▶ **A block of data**
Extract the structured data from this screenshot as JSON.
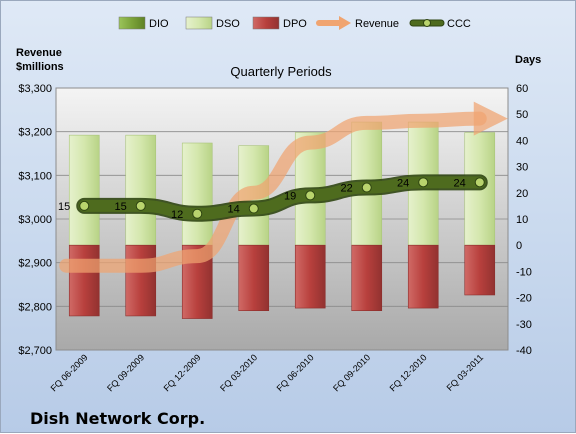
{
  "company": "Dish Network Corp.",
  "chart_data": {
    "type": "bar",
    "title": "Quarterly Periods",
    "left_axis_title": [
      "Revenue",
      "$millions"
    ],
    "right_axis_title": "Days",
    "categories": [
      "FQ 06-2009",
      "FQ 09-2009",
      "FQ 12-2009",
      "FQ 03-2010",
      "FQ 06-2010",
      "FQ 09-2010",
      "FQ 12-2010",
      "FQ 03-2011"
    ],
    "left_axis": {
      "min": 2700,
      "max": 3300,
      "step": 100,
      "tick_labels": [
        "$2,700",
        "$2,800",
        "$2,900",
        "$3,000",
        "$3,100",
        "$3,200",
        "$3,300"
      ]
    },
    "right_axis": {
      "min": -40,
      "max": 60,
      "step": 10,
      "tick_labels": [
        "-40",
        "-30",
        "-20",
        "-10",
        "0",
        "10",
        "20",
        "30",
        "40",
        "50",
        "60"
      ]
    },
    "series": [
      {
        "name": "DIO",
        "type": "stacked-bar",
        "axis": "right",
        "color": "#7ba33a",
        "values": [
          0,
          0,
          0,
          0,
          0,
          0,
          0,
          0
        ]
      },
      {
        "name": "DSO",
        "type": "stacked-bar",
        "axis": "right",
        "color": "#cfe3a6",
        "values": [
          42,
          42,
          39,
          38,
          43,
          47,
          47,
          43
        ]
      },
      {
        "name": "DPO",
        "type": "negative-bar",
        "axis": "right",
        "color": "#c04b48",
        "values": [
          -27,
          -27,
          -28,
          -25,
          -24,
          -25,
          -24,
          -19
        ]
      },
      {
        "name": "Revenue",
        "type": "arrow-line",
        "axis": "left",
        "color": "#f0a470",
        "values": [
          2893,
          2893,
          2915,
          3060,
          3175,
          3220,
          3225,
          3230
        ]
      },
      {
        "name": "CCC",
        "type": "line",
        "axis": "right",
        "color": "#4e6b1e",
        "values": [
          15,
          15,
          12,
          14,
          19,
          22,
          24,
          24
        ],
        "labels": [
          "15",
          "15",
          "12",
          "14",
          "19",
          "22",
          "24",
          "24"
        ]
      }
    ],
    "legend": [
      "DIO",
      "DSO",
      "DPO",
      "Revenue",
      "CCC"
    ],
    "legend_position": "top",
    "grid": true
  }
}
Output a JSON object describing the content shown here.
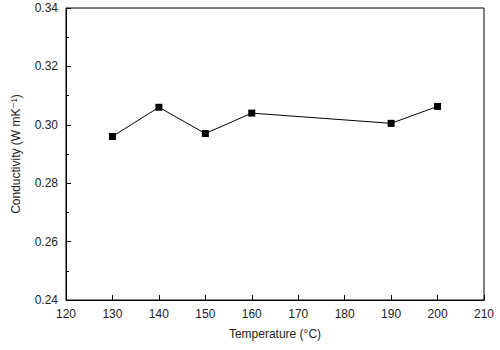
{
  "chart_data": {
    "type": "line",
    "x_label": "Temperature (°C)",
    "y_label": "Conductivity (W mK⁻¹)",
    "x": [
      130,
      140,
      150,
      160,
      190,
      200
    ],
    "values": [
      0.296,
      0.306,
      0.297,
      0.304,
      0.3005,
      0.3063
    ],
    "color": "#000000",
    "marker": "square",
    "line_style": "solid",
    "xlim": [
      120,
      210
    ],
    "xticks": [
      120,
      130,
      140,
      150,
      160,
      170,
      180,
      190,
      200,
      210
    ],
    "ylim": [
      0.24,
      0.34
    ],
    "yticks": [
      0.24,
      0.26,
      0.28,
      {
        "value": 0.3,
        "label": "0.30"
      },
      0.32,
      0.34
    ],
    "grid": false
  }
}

* * *

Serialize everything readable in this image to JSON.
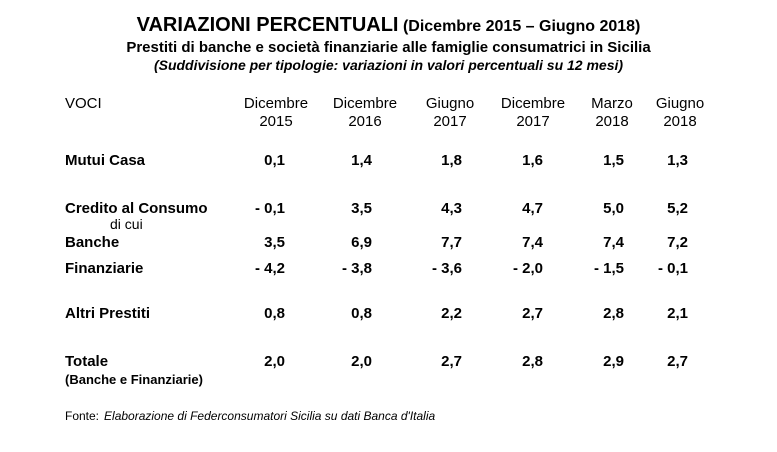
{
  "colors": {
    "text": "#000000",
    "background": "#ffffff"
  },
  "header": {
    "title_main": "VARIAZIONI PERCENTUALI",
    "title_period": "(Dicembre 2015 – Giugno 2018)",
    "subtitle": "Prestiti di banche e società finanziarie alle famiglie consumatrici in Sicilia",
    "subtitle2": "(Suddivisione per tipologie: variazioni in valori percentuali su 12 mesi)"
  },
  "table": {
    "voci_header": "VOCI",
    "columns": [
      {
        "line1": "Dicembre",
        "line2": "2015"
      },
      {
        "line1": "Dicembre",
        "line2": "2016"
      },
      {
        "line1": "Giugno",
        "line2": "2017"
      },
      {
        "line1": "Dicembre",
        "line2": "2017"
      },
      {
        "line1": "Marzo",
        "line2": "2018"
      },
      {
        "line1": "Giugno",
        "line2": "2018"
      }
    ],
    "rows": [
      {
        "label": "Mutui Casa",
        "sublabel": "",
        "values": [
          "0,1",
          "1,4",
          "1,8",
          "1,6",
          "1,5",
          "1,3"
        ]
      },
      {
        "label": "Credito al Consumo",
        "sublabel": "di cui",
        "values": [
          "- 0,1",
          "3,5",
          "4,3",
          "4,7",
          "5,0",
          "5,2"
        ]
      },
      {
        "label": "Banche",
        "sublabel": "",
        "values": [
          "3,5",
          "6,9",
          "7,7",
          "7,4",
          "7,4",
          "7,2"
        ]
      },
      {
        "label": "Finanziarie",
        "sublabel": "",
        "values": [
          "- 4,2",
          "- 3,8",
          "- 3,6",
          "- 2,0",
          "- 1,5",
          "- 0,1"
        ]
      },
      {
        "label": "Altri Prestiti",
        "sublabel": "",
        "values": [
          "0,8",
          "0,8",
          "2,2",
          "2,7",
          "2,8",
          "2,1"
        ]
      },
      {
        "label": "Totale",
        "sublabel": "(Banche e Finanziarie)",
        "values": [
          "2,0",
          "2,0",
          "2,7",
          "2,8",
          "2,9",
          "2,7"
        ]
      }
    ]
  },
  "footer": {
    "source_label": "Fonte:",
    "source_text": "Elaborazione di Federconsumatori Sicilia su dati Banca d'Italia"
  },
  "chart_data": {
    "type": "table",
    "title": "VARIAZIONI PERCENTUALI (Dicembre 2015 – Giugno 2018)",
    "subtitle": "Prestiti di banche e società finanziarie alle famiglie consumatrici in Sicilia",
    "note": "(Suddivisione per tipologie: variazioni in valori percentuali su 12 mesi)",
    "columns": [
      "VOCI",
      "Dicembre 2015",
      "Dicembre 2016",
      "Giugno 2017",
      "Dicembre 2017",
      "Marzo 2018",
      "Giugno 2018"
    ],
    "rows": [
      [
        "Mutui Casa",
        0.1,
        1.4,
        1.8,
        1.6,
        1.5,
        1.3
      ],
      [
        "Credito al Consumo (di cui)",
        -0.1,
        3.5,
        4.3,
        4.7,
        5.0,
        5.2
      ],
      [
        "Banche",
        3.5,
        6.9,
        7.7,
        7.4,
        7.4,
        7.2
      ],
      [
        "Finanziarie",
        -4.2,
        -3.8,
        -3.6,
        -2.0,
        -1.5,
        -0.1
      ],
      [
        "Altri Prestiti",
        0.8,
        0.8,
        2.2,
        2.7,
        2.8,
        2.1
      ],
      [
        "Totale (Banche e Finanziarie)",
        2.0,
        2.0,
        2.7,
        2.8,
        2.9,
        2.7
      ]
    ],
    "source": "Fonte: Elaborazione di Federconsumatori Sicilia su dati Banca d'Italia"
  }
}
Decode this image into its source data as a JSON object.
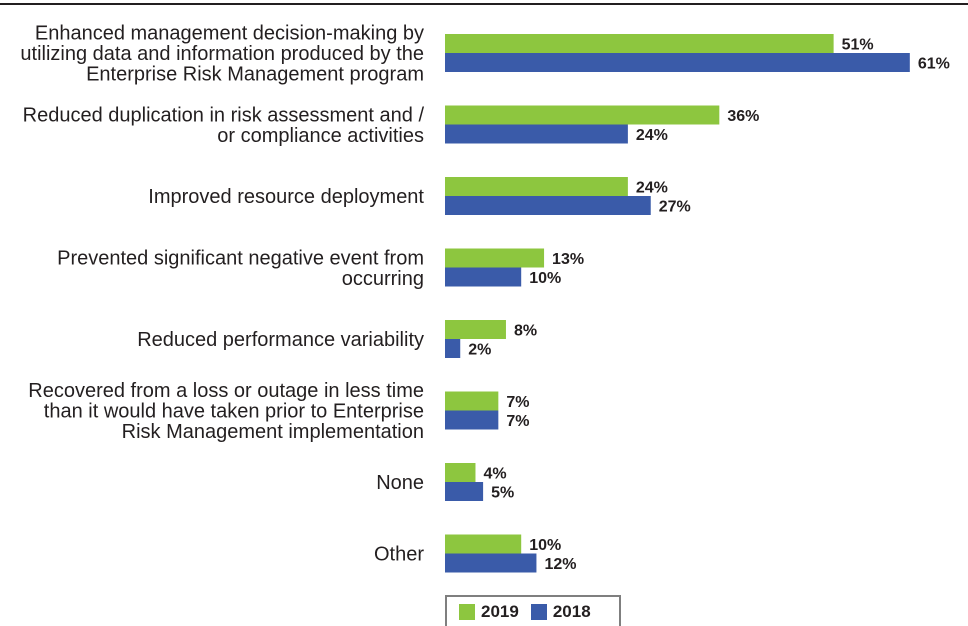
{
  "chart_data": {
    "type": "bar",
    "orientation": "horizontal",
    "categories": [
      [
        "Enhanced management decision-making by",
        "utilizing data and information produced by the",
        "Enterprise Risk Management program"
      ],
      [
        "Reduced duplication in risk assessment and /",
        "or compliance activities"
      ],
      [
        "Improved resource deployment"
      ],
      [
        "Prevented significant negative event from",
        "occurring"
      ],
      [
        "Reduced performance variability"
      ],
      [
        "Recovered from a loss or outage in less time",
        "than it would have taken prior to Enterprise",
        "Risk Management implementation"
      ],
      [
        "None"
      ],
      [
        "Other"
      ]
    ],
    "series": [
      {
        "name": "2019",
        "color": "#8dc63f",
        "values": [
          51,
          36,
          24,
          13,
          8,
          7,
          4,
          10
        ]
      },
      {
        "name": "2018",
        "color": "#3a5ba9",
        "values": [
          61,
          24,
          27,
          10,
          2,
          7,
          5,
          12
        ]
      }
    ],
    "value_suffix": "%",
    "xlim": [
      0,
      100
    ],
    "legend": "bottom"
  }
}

---

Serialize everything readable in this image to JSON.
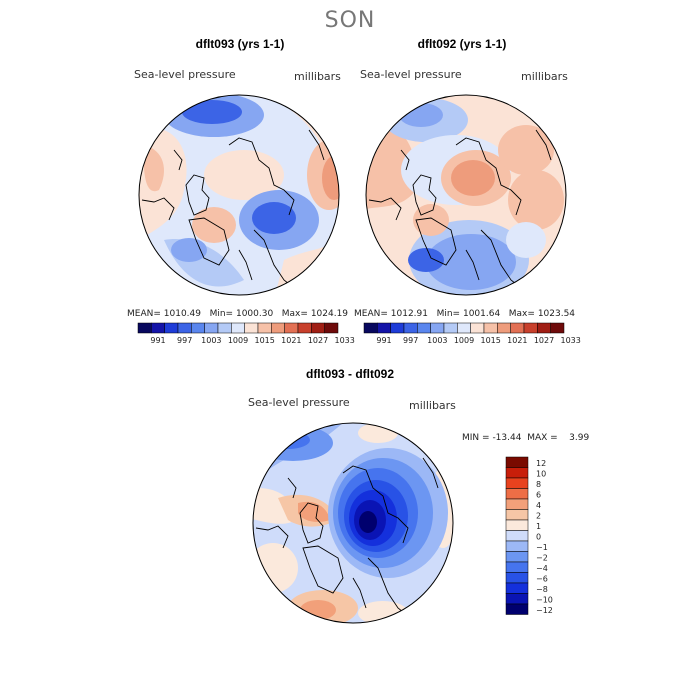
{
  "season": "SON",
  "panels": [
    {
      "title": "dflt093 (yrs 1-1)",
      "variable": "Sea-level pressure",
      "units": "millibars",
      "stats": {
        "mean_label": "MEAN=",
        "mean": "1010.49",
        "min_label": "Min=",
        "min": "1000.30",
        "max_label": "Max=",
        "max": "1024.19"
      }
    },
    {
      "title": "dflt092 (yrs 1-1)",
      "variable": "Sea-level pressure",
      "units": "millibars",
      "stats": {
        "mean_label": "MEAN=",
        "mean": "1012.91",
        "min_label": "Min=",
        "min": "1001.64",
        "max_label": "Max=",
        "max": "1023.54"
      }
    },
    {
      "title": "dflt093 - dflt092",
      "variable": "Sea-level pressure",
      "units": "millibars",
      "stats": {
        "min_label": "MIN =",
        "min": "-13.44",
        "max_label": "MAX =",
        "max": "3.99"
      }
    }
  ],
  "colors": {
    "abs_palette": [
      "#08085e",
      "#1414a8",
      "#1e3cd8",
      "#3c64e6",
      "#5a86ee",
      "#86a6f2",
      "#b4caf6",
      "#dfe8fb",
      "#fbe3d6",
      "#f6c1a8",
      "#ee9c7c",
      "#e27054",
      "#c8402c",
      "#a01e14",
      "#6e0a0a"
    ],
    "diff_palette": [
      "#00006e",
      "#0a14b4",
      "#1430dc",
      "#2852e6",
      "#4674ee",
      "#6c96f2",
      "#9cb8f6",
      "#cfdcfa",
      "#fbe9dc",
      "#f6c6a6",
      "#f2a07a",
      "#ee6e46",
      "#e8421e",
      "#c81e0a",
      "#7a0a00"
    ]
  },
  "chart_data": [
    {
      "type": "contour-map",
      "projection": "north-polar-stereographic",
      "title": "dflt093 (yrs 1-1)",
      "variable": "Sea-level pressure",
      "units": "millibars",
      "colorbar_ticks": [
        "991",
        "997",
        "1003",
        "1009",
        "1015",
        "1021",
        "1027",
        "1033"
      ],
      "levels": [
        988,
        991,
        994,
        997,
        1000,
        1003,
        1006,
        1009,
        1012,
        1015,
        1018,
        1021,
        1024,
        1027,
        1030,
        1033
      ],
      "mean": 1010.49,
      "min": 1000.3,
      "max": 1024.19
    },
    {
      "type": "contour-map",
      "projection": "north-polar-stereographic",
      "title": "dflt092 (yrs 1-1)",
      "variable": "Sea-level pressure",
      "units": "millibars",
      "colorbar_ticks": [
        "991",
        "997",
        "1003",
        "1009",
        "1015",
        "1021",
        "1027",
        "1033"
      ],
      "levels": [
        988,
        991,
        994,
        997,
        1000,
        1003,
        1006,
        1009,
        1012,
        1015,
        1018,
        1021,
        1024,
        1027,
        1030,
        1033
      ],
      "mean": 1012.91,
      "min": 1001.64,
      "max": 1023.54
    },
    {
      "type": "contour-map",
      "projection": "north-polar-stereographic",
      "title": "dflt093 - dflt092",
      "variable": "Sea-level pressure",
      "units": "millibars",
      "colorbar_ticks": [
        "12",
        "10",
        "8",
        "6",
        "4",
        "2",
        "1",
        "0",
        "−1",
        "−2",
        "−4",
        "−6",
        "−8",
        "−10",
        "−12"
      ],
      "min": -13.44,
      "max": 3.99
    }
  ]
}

▶ **Short task**
Identify which lines contain the word "valori" and copy each one.

▶ **Answer in full**
    "subtitle2": "(Suddivisione per tipologie: variazioni in valori percentuali su 12 mesi)"
    "note": "(Suddivisione per tipologie: variazioni in valori percentuali su 12 mesi)",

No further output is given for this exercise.